### Collection entries
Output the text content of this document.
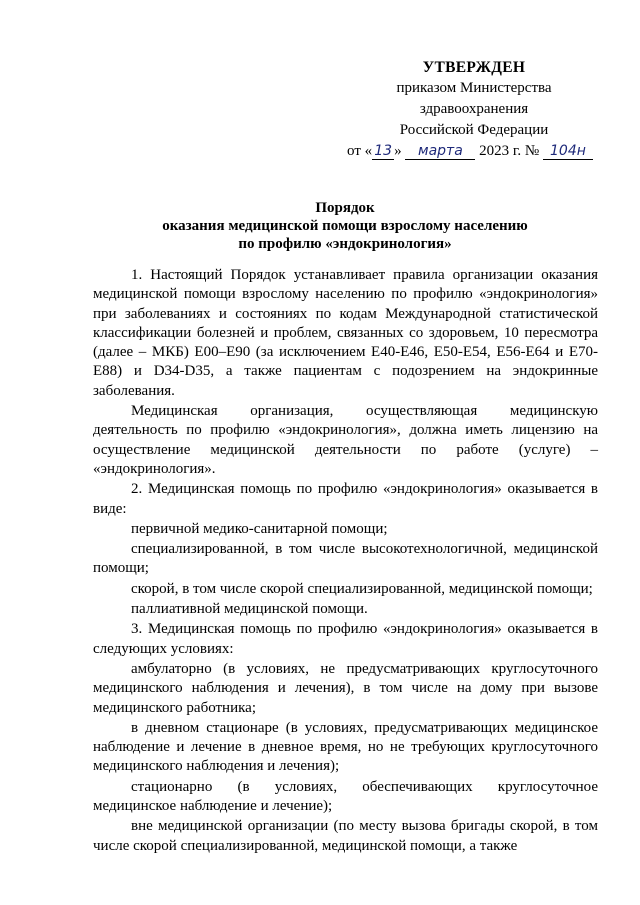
УТВЕРЖДЕН
приказом Министерства
здравоохранения
Российской Федерации
от « 13 » марта 2023 г. № 104н
Порядок
оказания медицинской помощи взрослому населению
по профилю «эндокринология»

1. Настоящий Порядок устанавливает правила организации оказания медицинской помощи взрослому населению по профилю «эндокринология» при заболеваниях и состояниях по кодам Международной статистической классификации болезней и проблем, связанных со здоровьем, 10 пересмотра (далее – МКБ) E00–E90 (за исключением E40-E46, E50-E54, E56-E64 и E70-E88) и D34-D35, а также пациентам с подозрением на эндокринные заболевания.

Медицинская организация, осуществляющая медицинскую деятельность по профилю «эндокринология», должна иметь лицензию на осуществление медицинской деятельности по работе (услуге) – «эндокринология».

2. Медицинская помощь по профилю «эндокринология» оказывается в виде:

первичной медико-санитарной помощи;

специализированной, в том числе высокотехнологичной, медицинской помощи;

скорой, в том числе скорой специализированной, медицинской помощи;

паллиативной медицинской помощи.

3. Медицинская помощь по профилю «эндокринология» оказывается в следующих условиях:

амбулаторно (в условиях, не предусматривающих круглосуточного медицинского наблюдения и лечения), в том числе на дому при вызове медицинского работника;

в дневном стационаре (в условиях, предусматривающих медицинское наблюдение и лечение в дневное время, но не требующих круглосуточного медицинского наблюдения и лечения);

стационарно (в условиях, обеспечивающих круглосуточное медицинское наблюдение и лечение);

вне медицинской организации (по месту вызова бригады скорой, в том числе скорой специализированной, медицинской помощи, а также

### SET TASK
Check each line of the entries above for the word "лечение". List the ones that have it.

### EXERCISE OUTPUT
в дневном стационаре (в условиях, предусматривающих медицинское наблюдение и лечение в дневное время, но не требующих круглосуточного медицинского наблюдения и лечения);
стационарно (в условиях, обеспечивающих круглосуточное медицинское наблюдение и лечение);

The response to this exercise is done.